Stored items from a collection
************

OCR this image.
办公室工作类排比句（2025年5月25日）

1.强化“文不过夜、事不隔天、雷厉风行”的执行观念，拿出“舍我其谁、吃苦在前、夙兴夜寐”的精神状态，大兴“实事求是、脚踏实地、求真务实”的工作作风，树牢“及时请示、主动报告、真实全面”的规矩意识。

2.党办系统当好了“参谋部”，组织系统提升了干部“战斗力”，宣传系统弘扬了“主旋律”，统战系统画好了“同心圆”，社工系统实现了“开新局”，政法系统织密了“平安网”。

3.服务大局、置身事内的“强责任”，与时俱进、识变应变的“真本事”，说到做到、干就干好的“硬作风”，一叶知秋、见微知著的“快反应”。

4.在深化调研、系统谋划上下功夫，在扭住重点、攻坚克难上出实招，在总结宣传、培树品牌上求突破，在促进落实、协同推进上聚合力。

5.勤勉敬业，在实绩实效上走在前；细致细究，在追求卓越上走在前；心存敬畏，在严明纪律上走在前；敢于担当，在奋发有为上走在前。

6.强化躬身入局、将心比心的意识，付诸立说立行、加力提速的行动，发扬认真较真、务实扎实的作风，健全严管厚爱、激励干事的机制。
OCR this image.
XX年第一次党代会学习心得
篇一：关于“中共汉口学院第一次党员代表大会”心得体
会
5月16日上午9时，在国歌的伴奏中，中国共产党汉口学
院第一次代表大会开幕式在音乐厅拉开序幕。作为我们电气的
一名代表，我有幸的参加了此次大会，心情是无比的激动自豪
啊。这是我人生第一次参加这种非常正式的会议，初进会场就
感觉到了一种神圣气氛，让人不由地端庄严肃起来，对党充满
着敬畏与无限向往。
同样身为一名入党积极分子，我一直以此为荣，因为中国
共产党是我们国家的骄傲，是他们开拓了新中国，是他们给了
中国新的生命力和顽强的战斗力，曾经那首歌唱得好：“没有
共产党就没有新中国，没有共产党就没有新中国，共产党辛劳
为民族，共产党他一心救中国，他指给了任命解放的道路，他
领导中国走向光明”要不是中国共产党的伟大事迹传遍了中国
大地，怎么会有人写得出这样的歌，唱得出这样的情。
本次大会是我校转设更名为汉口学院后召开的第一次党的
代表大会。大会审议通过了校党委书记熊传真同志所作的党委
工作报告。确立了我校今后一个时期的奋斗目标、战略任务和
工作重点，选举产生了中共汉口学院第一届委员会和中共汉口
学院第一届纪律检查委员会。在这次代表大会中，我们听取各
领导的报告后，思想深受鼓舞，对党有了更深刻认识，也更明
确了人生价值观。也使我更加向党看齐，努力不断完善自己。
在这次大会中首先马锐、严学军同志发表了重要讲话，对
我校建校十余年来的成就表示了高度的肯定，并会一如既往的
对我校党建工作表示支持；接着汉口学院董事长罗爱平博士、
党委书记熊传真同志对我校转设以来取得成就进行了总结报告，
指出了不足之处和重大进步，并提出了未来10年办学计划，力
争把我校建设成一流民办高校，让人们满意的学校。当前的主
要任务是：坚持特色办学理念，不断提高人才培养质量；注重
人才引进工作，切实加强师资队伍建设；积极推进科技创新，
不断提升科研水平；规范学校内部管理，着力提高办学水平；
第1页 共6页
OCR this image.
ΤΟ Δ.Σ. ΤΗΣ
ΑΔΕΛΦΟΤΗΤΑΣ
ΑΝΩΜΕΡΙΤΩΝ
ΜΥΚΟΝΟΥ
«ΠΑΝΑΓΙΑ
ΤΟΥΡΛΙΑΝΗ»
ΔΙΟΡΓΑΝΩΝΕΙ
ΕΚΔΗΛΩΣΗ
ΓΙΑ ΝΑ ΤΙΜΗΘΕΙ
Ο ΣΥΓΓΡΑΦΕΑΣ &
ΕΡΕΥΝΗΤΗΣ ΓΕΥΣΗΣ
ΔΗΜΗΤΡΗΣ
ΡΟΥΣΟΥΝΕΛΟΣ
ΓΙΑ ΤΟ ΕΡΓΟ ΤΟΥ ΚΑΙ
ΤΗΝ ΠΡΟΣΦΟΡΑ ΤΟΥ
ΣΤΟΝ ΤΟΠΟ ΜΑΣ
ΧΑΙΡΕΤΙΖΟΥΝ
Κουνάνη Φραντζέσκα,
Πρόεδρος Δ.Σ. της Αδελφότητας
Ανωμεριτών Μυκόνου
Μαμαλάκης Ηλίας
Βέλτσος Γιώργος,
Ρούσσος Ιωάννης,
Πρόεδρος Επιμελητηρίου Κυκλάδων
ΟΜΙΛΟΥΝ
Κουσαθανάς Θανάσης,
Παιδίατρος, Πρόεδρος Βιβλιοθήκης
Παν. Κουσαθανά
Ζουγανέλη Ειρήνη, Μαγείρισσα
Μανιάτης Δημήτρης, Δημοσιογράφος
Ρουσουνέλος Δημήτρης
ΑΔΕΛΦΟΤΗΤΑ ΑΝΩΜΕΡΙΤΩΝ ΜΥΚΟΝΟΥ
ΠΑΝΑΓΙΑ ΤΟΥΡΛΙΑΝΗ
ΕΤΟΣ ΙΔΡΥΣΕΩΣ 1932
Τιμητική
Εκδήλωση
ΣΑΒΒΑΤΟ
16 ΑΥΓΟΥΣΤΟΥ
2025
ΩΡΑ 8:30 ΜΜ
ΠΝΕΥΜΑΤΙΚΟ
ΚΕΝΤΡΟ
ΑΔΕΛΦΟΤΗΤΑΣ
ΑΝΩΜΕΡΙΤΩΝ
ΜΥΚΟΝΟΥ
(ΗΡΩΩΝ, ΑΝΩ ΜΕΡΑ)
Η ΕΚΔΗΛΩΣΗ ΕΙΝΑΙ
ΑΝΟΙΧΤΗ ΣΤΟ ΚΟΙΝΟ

************

(Task statement) Show every line of the listing in which the string "Δημήτρης" can be found.

(Solution to the exercise)
Μανιάτης Δημήτρης, Δημοσιογράφος
Ρουσουνέλος Δημήτρης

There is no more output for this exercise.